== SET PROBLEM ==
Copy out every line exactly, passing over the pictures.

== STORED RECORDS ==
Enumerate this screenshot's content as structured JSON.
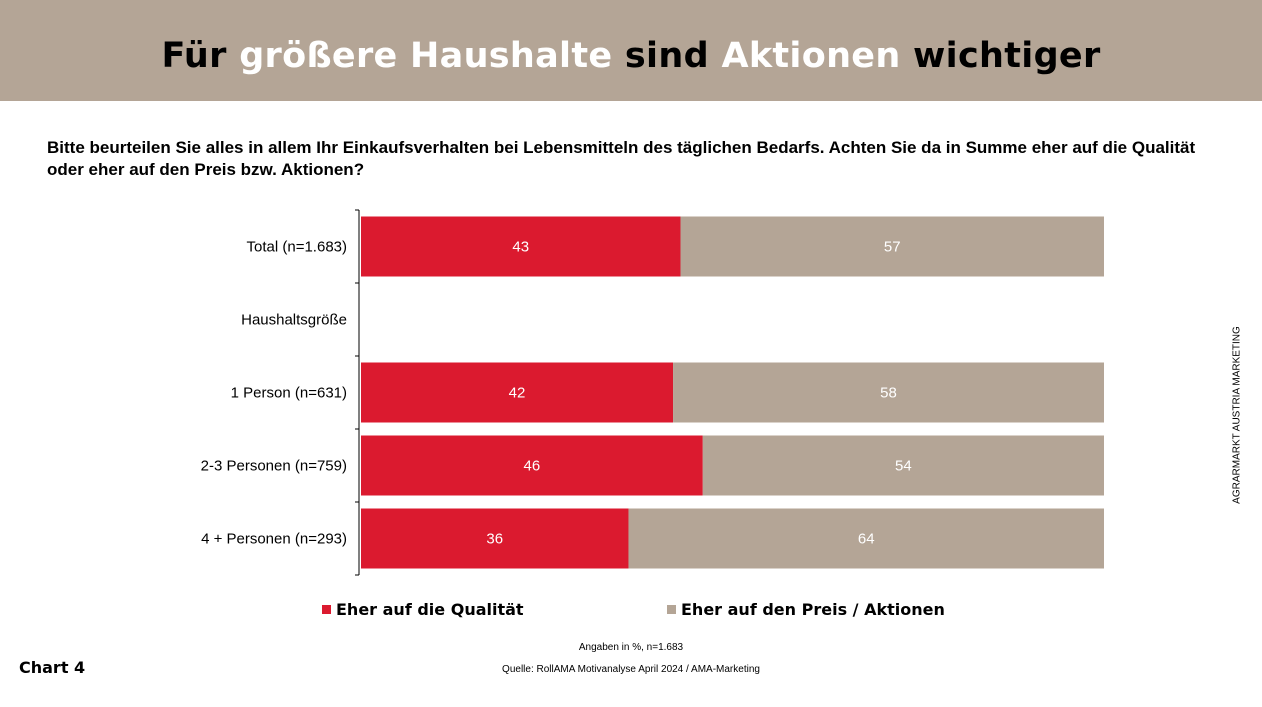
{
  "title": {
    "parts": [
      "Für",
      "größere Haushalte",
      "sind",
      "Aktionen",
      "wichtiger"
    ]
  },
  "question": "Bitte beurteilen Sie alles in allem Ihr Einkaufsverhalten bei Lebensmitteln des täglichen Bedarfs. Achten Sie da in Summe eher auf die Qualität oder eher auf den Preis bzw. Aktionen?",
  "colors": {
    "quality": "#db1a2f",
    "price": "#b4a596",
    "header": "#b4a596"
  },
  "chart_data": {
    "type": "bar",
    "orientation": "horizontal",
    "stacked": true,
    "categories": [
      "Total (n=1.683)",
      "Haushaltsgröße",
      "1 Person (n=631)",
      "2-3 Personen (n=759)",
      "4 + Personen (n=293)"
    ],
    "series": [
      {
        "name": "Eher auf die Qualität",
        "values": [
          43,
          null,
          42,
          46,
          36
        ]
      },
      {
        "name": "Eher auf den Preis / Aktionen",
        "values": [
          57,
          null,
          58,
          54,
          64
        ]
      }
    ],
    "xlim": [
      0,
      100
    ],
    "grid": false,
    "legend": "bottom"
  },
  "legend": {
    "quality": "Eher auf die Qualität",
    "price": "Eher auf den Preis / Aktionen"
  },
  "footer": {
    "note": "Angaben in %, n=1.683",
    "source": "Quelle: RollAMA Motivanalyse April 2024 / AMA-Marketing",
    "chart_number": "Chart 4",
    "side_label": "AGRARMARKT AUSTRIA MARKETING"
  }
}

== ANSWER IN FULL ==
Enumerate this screenshot's content as structured JSON.
{
  "title": {
    "parts": [
      "Für",
      "größere Haushalte",
      "sind",
      "Aktionen",
      "wichtiger"
    ]
  },
  "question": "Bitte beurteilen Sie alles in allem Ihr Einkaufsverhalten bei Lebensmitteln des täglichen Bedarfs. Achten Sie da in Summe eher auf die Qualität oder eher auf den Preis bzw. Aktionen?",
  "colors": {
    "quality": "#db1a2f",
    "price": "#b4a596",
    "header": "#b4a596"
  },
  "chart_data": {
    "type": "bar",
    "orientation": "horizontal",
    "stacked": true,
    "categories": [
      "Total (n=1.683)",
      "Haushaltsgröße",
      "1 Person (n=631)",
      "2-3 Personen (n=759)",
      "4 + Personen (n=293)"
    ],
    "series": [
      {
        "name": "Eher auf die Qualität",
        "values": [
          43,
          null,
          42,
          46,
          36
        ]
      },
      {
        "name": "Eher auf den Preis / Aktionen",
        "values": [
          57,
          null,
          58,
          54,
          64
        ]
      }
    ],
    "xlim": [
      0,
      100
    ],
    "grid": false,
    "legend": "bottom"
  },
  "legend": {
    "quality": "Eher auf die Qualität",
    "price": "Eher auf den Preis / Aktionen"
  },
  "footer": {
    "note": "Angaben in %, n=1.683",
    "source": "Quelle: RollAMA Motivanalyse April 2024 / AMA-Marketing",
    "chart_number": "Chart 4",
    "side_label": "AGRARMARKT AUSTRIA MARKETING"
  }
}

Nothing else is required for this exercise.